To be done =
All the data should be repeated exactly. Any image in it is left out.

(Dataset records on visual material)

## Begin

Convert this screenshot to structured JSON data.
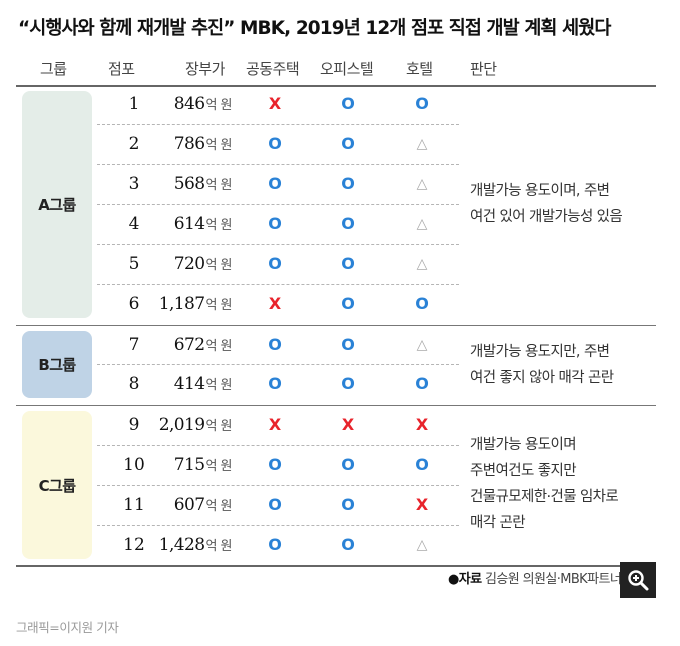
{
  "title": "“시행사와 함께 재개발 추진” MBK, 2019년 12개 점포 직접 개발 계획 세웠다",
  "headers": {
    "group": "그룹",
    "store": "점포",
    "book_value": "장부가",
    "apartment": "공동주택",
    "officetel": "오피스텔",
    "hotel": "호텔",
    "judgment": "판단"
  },
  "unit": "억 원",
  "marks": {
    "o": "O",
    "x": "X",
    "t": "△"
  },
  "groups": [
    {
      "label": "A그룹",
      "color": "#e4ede8",
      "judgment": "개발가능 용도이며, 주변\n여건 있어 개발가능성 있음"
    },
    {
      "label": "B그룹",
      "color": "#bfd3e6",
      "judgment": "개발가능 용도지만, 주변\n여건 좋지 않아 매각 곤란"
    },
    {
      "label": "C그룹",
      "color": "#fbf8dc",
      "judgment": "개발가능 용도이며\n주변여건도 좋지만\n건물규모제한·건물 임차로\n매각 곤란"
    }
  ],
  "rows": [
    {
      "no": "1",
      "value": "846",
      "apartment": "x",
      "officetel": "o",
      "hotel": "o"
    },
    {
      "no": "2",
      "value": "786",
      "apartment": "o",
      "officetel": "o",
      "hotel": "t"
    },
    {
      "no": "3",
      "value": "568",
      "apartment": "o",
      "officetel": "o",
      "hotel": "t"
    },
    {
      "no": "4",
      "value": "614",
      "apartment": "o",
      "officetel": "o",
      "hotel": "t"
    },
    {
      "no": "5",
      "value": "720",
      "apartment": "o",
      "officetel": "o",
      "hotel": "t"
    },
    {
      "no": "6",
      "value": "1,187",
      "apartment": "x",
      "officetel": "o",
      "hotel": "o"
    },
    {
      "no": "7",
      "value": "672",
      "apartment": "o",
      "officetel": "o",
      "hotel": "t"
    },
    {
      "no": "8",
      "value": "414",
      "apartment": "o",
      "officetel": "o",
      "hotel": "o"
    },
    {
      "no": "9",
      "value": "2,019",
      "apartment": "x",
      "officetel": "x",
      "hotel": "x"
    },
    {
      "no": "10",
      "value": "715",
      "apartment": "o",
      "officetel": "o",
      "hotel": "o"
    },
    {
      "no": "11",
      "value": "607",
      "apartment": "o",
      "officetel": "o",
      "hotel": "x"
    },
    {
      "no": "12",
      "value": "1,428",
      "apartment": "o",
      "officetel": "o",
      "hotel": "t"
    }
  ],
  "source": {
    "label": "●자료",
    "text": "김승원 의원실·MBK파트너스"
  },
  "credit": "그래픽=이지원 기자",
  "zoom_icon": "zoom-in-icon"
}
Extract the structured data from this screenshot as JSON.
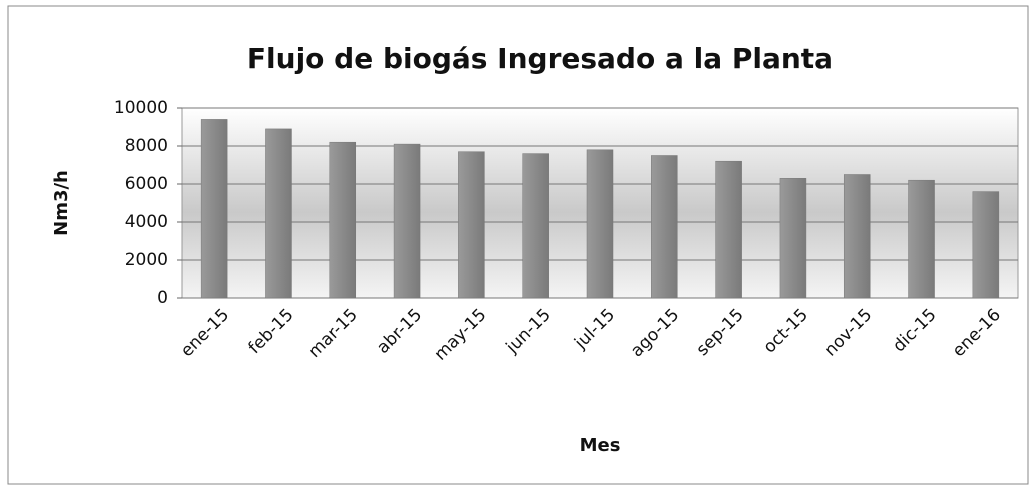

## End

The result =
Convert this screenshot to structured JSON data.
{
  "title": "“시행사와 함께 재개발 추진” MBK, 2019년 12개 점포 직접 개발 계획 세웠다",
  "headers": {
    "group": "그룹",
    "store": "점포",
    "book_value": "장부가",
    "apartment": "공동주택",
    "officetel": "오피스텔",
    "hotel": "호텔",
    "judgment": "판단"
  },
  "unit": "억 원",
  "marks": {
    "o": "O",
    "x": "X",
    "t": "△"
  },
  "groups": [
    {
      "label": "A그룹",
      "color": "#e4ede8",
      "judgment": "개발가능 용도이며, 주변\n여건 있어 개발가능성 있음"
    },
    {
      "label": "B그룹",
      "color": "#bfd3e6",
      "judgment": "개발가능 용도지만, 주변\n여건 좋지 않아 매각 곤란"
    },
    {
      "label": "C그룹",
      "color": "#fbf8dc",
      "judgment": "개발가능 용도이며\n주변여건도 좋지만\n건물규모제한·건물 임차로\n매각 곤란"
    }
  ],
  "rows": [
    {
      "no": "1",
      "value": "846",
      "apartment": "x",
      "officetel": "o",
      "hotel": "o"
    },
    {
      "no": "2",
      "value": "786",
      "apartment": "o",
      "officetel": "o",
      "hotel": "t"
    },
    {
      "no": "3",
      "value": "568",
      "apartment": "o",
      "officetel": "o",
      "hotel": "t"
    },
    {
      "no": "4",
      "value": "614",
      "apartment": "o",
      "officetel": "o",
      "hotel": "t"
    },
    {
      "no": "5",
      "value": "720",
      "apartment": "o",
      "officetel": "o",
      "hotel": "t"
    },
    {
      "no": "6",
      "value": "1,187",
      "apartment": "x",
      "officetel": "o",
      "hotel": "o"
    },
    {
      "no": "7",
      "value": "672",
      "apartment": "o",
      "officetel": "o",
      "hotel": "t"
    },
    {
      "no": "8",
      "value": "414",
      "apartment": "o",
      "officetel": "o",
      "hotel": "o"
    },
    {
      "no": "9",
      "value": "2,019",
      "apartment": "x",
      "officetel": "x",
      "hotel": "x"
    },
    {
      "no": "10",
      "value": "715",
      "apartment": "o",
      "officetel": "o",
      "hotel": "o"
    },
    {
      "no": "11",
      "value": "607",
      "apartment": "o",
      "officetel": "o",
      "hotel": "x"
    },
    {
      "no": "12",
      "value": "1,428",
      "apartment": "o",
      "officetel": "o",
      "hotel": "t"
    }
  ],
  "source": {
    "label": "●자료",
    "text": "김승원 의원실·MBK파트너스"
  },
  "credit": "그래픽=이지원 기자",
  "zoom_icon": "zoom-in-icon"
}
Extract the structured data from this screenshot as JSON.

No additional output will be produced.